**Brief**
Give every line of the data again, unchanged, but with no pictures.

**Record extracts**
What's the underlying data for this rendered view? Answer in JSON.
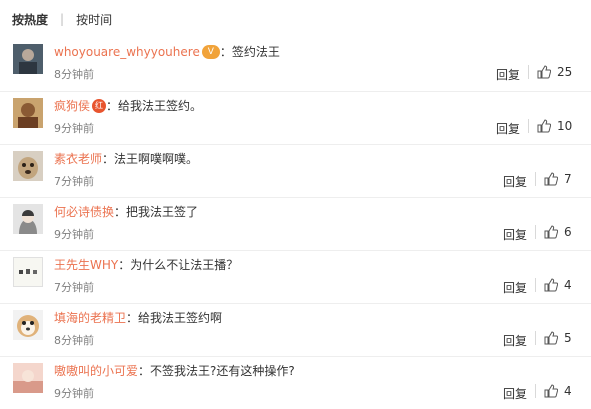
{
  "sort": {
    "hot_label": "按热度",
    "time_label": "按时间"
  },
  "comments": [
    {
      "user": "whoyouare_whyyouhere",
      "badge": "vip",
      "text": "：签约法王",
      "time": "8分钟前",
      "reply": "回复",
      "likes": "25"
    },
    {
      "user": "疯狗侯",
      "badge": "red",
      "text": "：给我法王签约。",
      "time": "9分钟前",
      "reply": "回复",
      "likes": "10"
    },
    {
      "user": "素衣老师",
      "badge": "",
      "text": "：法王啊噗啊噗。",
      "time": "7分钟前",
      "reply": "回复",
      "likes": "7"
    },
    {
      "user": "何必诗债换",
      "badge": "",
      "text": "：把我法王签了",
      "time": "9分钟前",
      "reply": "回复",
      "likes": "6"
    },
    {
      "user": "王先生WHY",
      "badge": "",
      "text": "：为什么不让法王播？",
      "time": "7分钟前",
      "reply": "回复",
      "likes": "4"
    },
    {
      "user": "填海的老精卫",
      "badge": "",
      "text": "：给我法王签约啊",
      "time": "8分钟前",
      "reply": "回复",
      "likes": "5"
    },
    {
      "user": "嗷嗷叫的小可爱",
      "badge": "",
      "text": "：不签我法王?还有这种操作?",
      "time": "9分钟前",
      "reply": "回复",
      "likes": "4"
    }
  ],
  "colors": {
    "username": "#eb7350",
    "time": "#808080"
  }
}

**Worked solution**
What's the underlying data for this rendered view? Answer in JSON.
{
  "sort": {
    "hot_label": "按热度",
    "time_label": "按时间"
  },
  "comments": [
    {
      "user": "whoyouare_whyyouhere",
      "badge": "vip",
      "text": "：签约法王",
      "time": "8分钟前",
      "reply": "回复",
      "likes": "25"
    },
    {
      "user": "疯狗侯",
      "badge": "red",
      "text": "：给我法王签约。",
      "time": "9分钟前",
      "reply": "回复",
      "likes": "10"
    },
    {
      "user": "素衣老师",
      "badge": "",
      "text": "：法王啊噗啊噗。",
      "time": "7分钟前",
      "reply": "回复",
      "likes": "7"
    },
    {
      "user": "何必诗债换",
      "badge": "",
      "text": "：把我法王签了",
      "time": "9分钟前",
      "reply": "回复",
      "likes": "6"
    },
    {
      "user": "王先生WHY",
      "badge": "",
      "text": "：为什么不让法王播？",
      "time": "7分钟前",
      "reply": "回复",
      "likes": "4"
    },
    {
      "user": "填海的老精卫",
      "badge": "",
      "text": "：给我法王签约啊",
      "time": "8分钟前",
      "reply": "回复",
      "likes": "5"
    },
    {
      "user": "嗷嗷叫的小可爱",
      "badge": "",
      "text": "：不签我法王?还有这种操作?",
      "time": "9分钟前",
      "reply": "回复",
      "likes": "4"
    }
  ],
  "colors": {
    "username": "#eb7350",
    "time": "#808080"
  }
}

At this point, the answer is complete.